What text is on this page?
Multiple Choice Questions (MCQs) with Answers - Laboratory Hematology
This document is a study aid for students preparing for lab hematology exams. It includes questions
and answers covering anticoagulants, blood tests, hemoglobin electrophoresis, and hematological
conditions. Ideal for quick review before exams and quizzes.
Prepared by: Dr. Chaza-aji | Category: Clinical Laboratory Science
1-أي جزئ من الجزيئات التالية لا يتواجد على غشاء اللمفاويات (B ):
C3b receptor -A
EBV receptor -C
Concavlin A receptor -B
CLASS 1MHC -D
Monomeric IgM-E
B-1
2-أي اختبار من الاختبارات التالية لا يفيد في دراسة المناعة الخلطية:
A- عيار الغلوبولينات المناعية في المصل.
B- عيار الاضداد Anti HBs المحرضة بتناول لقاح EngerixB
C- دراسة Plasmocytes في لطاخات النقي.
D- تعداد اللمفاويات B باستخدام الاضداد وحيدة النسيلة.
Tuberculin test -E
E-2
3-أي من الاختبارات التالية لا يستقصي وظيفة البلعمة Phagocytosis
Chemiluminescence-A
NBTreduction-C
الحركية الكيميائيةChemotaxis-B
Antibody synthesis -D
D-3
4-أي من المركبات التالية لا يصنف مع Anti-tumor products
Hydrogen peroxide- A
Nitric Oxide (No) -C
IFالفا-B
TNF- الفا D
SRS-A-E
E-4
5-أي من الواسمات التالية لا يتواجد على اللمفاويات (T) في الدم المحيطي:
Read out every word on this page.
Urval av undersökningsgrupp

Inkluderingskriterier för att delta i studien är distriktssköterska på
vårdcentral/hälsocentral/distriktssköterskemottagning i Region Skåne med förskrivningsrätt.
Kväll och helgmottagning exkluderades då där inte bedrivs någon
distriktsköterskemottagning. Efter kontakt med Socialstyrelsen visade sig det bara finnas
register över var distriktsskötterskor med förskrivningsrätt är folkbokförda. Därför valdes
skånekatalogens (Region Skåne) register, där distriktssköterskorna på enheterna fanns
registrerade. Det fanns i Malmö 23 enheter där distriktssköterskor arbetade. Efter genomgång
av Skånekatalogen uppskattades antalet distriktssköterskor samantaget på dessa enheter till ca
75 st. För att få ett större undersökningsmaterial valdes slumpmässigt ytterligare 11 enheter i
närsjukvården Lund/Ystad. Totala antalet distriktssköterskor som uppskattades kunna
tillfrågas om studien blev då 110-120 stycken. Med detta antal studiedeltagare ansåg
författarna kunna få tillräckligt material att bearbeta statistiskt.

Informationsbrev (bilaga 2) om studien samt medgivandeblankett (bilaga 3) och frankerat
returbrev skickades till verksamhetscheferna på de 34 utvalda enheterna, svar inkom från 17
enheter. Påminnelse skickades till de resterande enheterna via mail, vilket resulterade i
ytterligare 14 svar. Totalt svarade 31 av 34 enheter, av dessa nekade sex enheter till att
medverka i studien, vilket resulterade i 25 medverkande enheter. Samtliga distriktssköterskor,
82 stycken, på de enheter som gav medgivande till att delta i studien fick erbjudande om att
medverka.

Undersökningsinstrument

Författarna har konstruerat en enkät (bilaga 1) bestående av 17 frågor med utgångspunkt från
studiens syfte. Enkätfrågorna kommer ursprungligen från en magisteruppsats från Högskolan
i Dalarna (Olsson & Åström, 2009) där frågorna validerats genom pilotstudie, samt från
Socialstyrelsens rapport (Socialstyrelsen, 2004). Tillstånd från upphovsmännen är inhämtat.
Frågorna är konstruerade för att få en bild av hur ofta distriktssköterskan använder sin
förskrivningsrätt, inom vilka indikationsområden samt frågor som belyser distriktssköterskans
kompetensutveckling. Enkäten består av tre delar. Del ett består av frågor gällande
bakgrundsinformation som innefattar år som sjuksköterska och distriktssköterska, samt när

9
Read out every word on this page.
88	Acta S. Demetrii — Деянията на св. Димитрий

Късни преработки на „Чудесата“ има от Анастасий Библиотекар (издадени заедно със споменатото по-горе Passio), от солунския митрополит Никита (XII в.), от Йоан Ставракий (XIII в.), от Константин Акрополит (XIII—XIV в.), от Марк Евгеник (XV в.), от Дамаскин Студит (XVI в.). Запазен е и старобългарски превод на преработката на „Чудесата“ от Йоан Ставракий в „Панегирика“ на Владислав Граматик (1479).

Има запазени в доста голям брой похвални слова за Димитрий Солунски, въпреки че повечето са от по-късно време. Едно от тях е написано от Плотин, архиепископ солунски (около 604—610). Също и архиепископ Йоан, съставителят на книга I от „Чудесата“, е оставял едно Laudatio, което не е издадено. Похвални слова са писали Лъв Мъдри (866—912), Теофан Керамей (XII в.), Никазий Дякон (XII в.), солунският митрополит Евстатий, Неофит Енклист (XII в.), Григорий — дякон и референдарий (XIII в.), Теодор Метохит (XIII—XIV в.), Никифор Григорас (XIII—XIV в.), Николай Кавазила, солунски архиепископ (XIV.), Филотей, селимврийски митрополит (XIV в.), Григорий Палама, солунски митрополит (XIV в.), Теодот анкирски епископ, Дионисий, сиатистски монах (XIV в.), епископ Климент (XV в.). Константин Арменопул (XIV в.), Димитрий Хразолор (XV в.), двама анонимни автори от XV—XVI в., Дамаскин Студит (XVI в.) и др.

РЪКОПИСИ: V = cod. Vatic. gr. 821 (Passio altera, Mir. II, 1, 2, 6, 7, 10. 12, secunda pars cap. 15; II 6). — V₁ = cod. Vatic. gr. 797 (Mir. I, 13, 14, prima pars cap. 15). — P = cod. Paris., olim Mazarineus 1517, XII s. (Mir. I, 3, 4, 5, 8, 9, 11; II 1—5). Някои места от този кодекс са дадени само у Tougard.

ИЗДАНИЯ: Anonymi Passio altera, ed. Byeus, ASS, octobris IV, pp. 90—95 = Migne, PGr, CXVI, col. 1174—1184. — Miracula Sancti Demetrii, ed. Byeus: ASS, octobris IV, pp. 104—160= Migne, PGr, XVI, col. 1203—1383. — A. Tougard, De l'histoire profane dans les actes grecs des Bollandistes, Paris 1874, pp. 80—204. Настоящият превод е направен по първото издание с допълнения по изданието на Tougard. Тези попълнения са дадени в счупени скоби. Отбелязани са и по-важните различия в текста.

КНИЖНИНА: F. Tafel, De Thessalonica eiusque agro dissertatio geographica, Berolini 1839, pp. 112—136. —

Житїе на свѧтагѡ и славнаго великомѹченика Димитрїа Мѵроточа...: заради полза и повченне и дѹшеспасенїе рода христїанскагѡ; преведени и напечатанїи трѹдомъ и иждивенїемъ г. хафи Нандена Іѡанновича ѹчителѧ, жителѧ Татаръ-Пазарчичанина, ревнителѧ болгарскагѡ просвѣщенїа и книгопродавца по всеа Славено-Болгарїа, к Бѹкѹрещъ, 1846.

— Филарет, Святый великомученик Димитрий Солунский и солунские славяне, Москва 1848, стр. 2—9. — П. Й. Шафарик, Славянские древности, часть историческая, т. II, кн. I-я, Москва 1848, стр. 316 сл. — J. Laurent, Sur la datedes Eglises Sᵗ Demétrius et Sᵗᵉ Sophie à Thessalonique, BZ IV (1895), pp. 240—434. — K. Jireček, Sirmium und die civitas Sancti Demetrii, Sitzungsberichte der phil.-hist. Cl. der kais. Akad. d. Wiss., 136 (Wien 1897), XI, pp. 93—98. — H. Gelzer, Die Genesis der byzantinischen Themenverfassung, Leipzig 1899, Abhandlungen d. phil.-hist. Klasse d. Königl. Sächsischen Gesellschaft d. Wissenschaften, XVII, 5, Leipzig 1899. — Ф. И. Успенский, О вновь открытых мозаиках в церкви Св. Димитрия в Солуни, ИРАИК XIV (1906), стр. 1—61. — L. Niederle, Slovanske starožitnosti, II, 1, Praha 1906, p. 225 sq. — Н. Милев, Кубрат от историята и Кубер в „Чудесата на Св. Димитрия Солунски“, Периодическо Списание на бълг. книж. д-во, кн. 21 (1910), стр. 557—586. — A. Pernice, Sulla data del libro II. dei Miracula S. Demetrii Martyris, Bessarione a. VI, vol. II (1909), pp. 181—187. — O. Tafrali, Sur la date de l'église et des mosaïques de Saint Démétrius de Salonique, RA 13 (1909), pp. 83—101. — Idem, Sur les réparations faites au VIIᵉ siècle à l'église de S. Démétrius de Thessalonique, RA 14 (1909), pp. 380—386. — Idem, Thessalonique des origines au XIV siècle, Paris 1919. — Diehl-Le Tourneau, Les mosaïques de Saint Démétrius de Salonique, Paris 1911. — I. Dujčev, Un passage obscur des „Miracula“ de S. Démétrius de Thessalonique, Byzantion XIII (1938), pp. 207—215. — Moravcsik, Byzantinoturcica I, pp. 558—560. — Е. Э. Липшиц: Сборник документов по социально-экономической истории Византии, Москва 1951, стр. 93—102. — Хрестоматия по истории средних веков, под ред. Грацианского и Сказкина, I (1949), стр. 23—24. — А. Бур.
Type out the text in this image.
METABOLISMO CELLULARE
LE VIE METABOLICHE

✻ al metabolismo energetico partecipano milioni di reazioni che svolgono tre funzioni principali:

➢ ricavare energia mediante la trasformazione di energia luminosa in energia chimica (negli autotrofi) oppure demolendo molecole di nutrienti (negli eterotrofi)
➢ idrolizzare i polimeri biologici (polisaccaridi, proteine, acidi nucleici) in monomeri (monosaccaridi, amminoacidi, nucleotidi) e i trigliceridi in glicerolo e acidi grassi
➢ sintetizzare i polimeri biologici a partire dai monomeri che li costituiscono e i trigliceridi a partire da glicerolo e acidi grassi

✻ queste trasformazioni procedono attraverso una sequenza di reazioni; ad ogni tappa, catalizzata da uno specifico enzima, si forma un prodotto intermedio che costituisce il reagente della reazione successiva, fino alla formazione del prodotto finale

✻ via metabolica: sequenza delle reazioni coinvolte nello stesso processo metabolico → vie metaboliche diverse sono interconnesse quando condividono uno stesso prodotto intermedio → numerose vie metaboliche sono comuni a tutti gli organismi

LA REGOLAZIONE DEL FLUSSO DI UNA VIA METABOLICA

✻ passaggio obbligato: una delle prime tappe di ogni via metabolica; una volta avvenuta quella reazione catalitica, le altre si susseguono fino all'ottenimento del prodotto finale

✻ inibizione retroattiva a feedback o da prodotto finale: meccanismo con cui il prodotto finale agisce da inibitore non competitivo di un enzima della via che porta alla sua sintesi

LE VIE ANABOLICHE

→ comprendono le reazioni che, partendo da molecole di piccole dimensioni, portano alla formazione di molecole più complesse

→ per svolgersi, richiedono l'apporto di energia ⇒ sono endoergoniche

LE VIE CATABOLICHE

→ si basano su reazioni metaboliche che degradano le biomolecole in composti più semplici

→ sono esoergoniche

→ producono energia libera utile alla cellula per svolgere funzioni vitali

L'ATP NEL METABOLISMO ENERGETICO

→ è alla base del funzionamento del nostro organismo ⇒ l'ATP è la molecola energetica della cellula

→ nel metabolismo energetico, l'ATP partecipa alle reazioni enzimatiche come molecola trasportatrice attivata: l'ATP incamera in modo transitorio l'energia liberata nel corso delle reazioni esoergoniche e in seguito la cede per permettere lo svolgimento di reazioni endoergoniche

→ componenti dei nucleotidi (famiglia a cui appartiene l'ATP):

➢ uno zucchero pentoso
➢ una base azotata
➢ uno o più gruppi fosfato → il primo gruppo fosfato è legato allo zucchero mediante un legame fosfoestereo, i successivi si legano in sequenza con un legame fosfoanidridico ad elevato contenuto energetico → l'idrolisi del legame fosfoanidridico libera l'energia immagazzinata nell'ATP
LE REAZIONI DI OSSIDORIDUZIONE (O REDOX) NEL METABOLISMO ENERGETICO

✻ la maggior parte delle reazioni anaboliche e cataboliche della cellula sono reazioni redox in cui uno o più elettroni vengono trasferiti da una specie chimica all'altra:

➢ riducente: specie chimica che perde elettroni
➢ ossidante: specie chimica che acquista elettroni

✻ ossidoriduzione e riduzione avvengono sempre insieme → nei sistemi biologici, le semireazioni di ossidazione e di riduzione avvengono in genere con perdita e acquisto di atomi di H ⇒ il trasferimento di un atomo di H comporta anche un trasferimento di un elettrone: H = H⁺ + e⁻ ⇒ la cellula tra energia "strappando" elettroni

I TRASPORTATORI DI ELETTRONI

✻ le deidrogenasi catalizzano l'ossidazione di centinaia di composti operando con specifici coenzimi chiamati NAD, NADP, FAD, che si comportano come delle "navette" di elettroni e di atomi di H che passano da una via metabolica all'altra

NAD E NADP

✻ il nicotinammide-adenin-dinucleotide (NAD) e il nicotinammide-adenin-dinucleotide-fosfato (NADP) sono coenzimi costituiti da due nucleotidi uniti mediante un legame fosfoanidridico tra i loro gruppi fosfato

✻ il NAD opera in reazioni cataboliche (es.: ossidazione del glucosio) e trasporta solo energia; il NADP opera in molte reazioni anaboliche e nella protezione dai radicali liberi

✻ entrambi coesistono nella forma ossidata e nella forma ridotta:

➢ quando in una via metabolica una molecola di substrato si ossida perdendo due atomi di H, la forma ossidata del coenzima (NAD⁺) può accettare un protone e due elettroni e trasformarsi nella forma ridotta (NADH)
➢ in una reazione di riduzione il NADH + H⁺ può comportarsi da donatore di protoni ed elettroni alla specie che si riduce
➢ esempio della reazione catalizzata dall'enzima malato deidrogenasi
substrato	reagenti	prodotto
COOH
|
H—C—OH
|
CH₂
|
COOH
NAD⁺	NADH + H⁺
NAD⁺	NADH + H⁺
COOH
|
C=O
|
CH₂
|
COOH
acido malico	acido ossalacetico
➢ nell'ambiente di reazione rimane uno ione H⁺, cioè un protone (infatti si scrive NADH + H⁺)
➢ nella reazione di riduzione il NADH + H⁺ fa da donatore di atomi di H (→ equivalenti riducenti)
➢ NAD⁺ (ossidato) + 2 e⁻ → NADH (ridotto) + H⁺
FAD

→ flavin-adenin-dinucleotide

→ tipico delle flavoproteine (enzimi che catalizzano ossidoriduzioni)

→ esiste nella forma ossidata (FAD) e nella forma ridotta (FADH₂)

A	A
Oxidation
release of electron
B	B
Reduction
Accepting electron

..........

When a line in the data above contains the string "medverka", copy that line.

Written response:
medverka i studien, vilket resulterade i 25 medverkande enheter. Samtliga distriktssköterskor,
medverka.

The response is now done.